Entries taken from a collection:
________________________________________

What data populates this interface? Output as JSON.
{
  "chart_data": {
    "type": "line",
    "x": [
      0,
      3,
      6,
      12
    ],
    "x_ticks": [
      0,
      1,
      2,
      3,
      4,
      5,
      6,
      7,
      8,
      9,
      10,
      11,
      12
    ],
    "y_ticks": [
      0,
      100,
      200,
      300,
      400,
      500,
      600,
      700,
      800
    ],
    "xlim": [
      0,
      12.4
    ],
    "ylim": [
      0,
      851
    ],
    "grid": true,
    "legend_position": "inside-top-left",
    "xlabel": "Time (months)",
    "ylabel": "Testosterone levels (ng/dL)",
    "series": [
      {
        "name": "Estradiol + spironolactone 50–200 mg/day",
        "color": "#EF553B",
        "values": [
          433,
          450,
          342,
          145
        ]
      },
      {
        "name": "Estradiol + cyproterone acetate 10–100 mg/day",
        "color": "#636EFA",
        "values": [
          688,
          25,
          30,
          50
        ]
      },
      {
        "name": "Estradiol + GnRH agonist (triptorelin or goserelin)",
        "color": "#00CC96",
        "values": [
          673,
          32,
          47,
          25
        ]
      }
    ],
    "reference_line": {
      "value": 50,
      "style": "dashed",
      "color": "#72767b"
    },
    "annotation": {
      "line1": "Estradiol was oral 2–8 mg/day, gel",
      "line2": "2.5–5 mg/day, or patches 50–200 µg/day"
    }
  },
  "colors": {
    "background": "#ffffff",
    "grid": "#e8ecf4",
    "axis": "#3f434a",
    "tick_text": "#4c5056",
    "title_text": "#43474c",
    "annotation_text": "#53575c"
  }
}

________________________________________

Exercise requirements: Reproduce all the data word for word.

Solution below:
What data populates this interface? Output as JSON.
{
  "chart_data": {
    "type": "line",
    "x": [
      0,
      3,
      6,
      12
    ],
    "x_ticks": [
      0,
      1,
      2,
      3,
      4,
      5,
      6,
      7,
      8,
      9,
      10,
      11,
      12
    ],
    "y_ticks": [
      0,
      100,
      200,
      300,
      400,
      500,
      600,
      700,
      800
    ],
    "xlim": [
      0,
      12.4
    ],
    "ylim": [
      0,
      851
    ],
    "grid": true,
    "legend_position": "inside-top-left",
    "xlabel": "Time (months)",
    "ylabel": "Testosterone levels (ng/dL)",
    "series": [
      {
        "name": "Estradiol + spironolactone 50–200 mg/day",
        "color": "#EF553B",
        "values": [
          433,
          450,
          342,
          145
        ]
      },
      {
        "name": "Estradiol + cyproterone acetate 10–100 mg/day",
        "color": "#636EFA",
        "values": [
          688,
          25,
          30,
          50
        ]
      },
      {
        "name": "Estradiol + GnRH agonist (triptorelin or goserelin)",
        "color": "#00CC96",
        "values": [
          673,
          32,
          47,
          25
        ]
      }
    ],
    "reference_line": {
      "value": 50,
      "style": "dashed",
      "color": "#72767b"
    },
    "annotation": {
      "line1": "Estradiol was oral 2–8 mg/day, gel",
      "line2": "2.5–5 mg/day, or patches 50–200 µg/day"
    }
  },
  "colors": {
    "background": "#ffffff",
    "grid": "#e8ecf4",
    "axis": "#3f434a",
    "tick_text": "#4c5056",
    "title_text": "#43474c",
    "annotation_text": "#53575c"
  }
}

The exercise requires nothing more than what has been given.